WHAT TO PRODUCE — Records follow. Pull out every line that contains "icon".

---------- PROVIDED RECORDS ----------

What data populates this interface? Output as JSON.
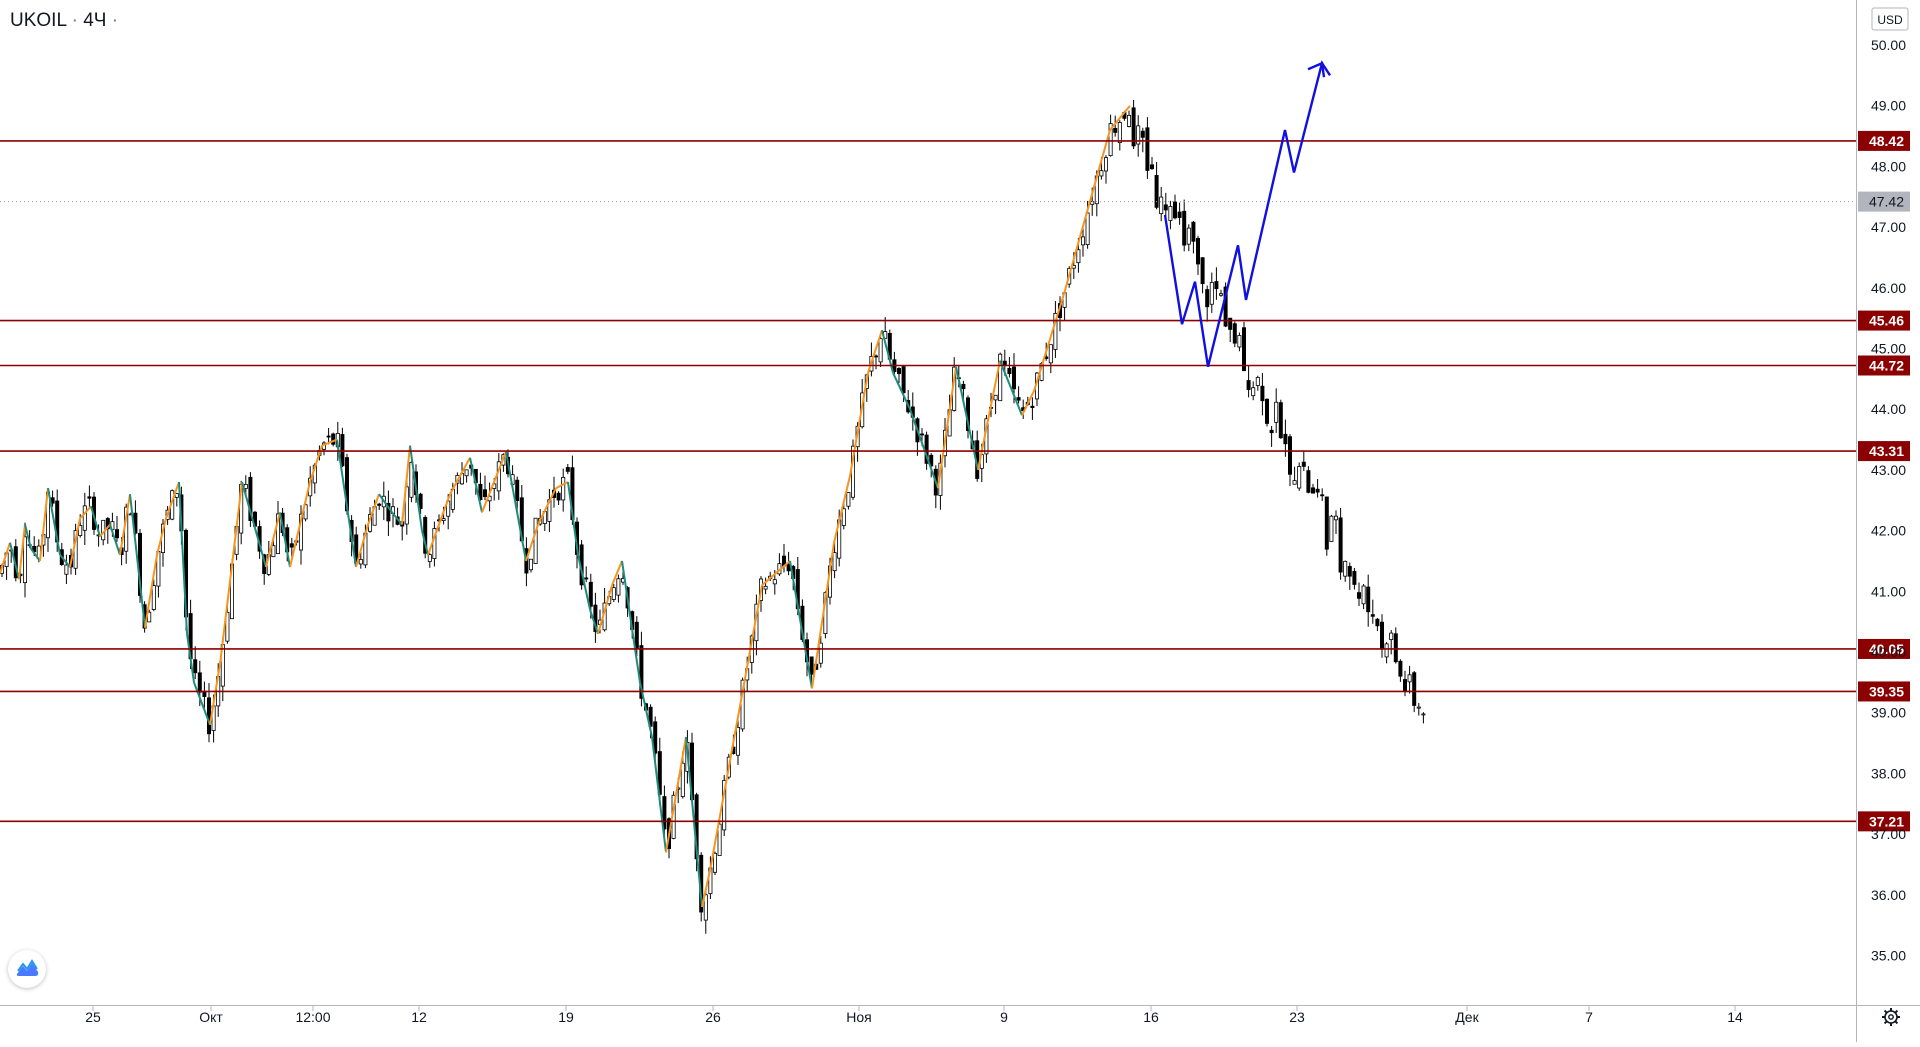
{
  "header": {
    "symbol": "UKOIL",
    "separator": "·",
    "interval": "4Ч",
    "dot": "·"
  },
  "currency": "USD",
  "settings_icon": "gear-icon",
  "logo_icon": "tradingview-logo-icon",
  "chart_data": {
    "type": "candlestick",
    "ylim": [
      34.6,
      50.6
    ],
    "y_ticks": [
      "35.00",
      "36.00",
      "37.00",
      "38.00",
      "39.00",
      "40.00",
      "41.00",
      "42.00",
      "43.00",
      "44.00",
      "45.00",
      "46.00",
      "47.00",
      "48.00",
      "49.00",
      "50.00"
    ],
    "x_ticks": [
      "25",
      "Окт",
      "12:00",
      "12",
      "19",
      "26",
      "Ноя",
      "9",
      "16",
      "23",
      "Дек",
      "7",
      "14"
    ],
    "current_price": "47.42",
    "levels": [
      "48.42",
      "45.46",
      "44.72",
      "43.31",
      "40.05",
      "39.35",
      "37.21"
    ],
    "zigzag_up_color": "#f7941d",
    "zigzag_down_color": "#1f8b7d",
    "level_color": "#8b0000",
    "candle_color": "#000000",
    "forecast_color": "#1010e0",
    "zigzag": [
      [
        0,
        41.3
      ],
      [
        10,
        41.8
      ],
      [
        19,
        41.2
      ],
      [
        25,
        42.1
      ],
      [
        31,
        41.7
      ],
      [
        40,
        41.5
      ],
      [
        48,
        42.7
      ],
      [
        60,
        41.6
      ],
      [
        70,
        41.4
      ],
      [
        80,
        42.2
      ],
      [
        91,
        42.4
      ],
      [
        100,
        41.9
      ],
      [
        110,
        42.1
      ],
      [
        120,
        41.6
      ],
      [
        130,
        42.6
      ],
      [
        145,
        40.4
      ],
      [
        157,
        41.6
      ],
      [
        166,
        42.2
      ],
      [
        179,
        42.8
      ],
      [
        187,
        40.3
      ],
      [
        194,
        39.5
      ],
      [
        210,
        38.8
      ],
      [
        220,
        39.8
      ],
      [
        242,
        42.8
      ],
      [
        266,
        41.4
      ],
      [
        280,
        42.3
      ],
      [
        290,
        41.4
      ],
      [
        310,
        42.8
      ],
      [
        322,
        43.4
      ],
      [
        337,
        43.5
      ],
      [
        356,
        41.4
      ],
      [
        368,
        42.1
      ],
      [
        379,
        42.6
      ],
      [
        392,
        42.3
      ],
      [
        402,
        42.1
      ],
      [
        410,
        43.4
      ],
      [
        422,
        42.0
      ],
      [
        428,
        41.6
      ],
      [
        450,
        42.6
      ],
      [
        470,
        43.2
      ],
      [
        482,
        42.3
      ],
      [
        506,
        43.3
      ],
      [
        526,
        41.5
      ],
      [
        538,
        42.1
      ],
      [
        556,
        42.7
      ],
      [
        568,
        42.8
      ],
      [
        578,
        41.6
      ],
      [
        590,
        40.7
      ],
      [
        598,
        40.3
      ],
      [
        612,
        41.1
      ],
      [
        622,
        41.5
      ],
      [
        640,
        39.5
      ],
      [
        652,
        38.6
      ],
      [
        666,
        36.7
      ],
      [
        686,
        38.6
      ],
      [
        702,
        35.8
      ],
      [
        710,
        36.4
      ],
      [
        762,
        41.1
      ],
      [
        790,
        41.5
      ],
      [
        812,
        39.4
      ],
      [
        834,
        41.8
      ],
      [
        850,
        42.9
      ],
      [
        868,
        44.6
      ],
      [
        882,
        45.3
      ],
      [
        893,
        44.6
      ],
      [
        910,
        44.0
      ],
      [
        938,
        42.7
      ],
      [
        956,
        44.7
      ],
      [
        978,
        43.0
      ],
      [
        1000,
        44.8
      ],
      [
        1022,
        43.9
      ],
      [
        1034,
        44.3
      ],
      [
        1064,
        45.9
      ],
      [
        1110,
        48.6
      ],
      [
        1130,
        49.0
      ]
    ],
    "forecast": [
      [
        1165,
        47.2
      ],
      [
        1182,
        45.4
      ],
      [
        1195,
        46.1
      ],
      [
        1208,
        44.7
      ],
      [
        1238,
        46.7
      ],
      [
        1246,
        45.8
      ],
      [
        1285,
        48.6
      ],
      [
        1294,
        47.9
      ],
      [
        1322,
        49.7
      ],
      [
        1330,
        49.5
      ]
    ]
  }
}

----------

RESULT —
  "settings_icon": "gear-icon",
  "logo_icon": "tradingview-logo-icon",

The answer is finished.